"""

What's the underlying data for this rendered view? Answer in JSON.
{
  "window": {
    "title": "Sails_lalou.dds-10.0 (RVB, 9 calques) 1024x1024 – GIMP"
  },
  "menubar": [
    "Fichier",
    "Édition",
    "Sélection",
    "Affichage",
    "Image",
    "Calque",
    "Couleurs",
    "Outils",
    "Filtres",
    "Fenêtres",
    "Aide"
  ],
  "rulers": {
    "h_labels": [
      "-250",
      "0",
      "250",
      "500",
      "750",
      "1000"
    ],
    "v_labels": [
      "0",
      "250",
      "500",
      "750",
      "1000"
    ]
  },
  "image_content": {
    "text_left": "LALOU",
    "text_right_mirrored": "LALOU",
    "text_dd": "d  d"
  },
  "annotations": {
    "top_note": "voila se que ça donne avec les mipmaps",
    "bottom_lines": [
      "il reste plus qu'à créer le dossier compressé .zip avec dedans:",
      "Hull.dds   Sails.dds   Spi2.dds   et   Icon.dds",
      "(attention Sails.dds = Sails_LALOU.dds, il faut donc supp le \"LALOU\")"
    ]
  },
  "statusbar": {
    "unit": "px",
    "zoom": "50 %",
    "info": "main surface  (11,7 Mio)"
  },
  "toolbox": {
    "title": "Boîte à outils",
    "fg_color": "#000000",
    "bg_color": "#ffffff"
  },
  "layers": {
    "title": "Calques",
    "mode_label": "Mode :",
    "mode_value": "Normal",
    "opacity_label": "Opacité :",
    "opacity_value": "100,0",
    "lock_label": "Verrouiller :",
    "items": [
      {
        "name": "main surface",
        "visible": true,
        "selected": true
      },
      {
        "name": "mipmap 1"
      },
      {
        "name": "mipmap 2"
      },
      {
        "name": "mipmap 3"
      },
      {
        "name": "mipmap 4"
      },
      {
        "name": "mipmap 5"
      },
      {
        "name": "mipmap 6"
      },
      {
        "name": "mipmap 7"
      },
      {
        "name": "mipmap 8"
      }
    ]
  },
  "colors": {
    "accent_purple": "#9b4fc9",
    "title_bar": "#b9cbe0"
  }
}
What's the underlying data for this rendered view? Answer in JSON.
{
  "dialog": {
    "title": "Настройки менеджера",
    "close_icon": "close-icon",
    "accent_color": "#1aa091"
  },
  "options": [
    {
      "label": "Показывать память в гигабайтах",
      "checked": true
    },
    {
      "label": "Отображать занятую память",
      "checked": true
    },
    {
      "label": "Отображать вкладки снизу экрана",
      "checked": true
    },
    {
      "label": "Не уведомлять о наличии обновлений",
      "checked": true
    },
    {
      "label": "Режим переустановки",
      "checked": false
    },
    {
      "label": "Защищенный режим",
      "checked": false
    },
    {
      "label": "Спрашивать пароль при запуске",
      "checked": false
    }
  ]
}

"""

*Given problem*: Repeat back the data above, exact to the last character.

*Solved problem*:
What's the underlying data for this rendered view? Answer in JSON.
{
  "window": {
    "title": "Sails_lalou.dds-10.0 (RVB, 9 calques) 1024x1024 – GIMP"
  },
  "menubar": [
    "Fichier",
    "Édition",
    "Sélection",
    "Affichage",
    "Image",
    "Calque",
    "Couleurs",
    "Outils",
    "Filtres",
    "Fenêtres",
    "Aide"
  ],
  "rulers": {
    "h_labels": [
      "-250",
      "0",
      "250",
      "500",
      "750",
      "1000"
    ],
    "v_labels": [
      "0",
      "250",
      "500",
      "750",
      "1000"
    ]
  },
  "image_content": {
    "text_left": "LALOU",
    "text_right_mirrored": "LALOU",
    "text_dd": "d  d"
  },
  "annotations": {
    "top_note": "voila se que ça donne avec les mipmaps",
    "bottom_lines": [
      "il reste plus qu'à créer le dossier compressé .zip avec dedans:",
      "Hull.dds   Sails.dds   Spi2.dds   et   Icon.dds",
      "(attention Sails.dds = Sails_LALOU.dds, il faut donc supp le \"LALOU\")"
    ]
  },
  "statusbar": {
    "unit": "px",
    "zoom": "50 %",
    "info": "main surface  (11,7 Mio)"
  },
  "toolbox": {
    "title": "Boîte à outils",
    "fg_color": "#000000",
    "bg_color": "#ffffff"
  },
  "layers": {
    "title": "Calques",
    "mode_label": "Mode :",
    "mode_value": "Normal",
    "opacity_label": "Opacité :",
    "opacity_value": "100,0",
    "lock_label": "Verrouiller :",
    "items": [
      {
        "name": "main surface",
        "visible": true,
        "selected": true
      },
      {
        "name": "mipmap 1"
      },
      {
        "name": "mipmap 2"
      },
      {
        "name": "mipmap 3"
      },
      {
        "name": "mipmap 4"
      },
      {
        "name": "mipmap 5"
      },
      {
        "name": "mipmap 6"
      },
      {
        "name": "mipmap 7"
      },
      {
        "name": "mipmap 8"
      }
    ]
  },
  "colors": {
    "accent_purple": "#9b4fc9",
    "title_bar": "#b9cbe0"
  }
}
What's the underlying data for this rendered view? Answer in JSON.
{
  "dialog": {
    "title": "Настройки менеджера",
    "close_icon": "close-icon",
    "accent_color": "#1aa091"
  },
  "options": [
    {
      "label": "Показывать память в гигабайтах",
      "checked": true
    },
    {
      "label": "Отображать занятую память",
      "checked": true
    },
    {
      "label": "Отображать вкладки снизу экрана",
      "checked": true
    },
    {
      "label": "Не уведомлять о наличии обновлений",
      "checked": true
    },
    {
      "label": "Режим переустановки",
      "checked": false
    },
    {
      "label": "Защищенный режим",
      "checked": false
    },
    {
      "label": "Спрашивать пароль при запуске",
      "checked": false
    }
  ]
}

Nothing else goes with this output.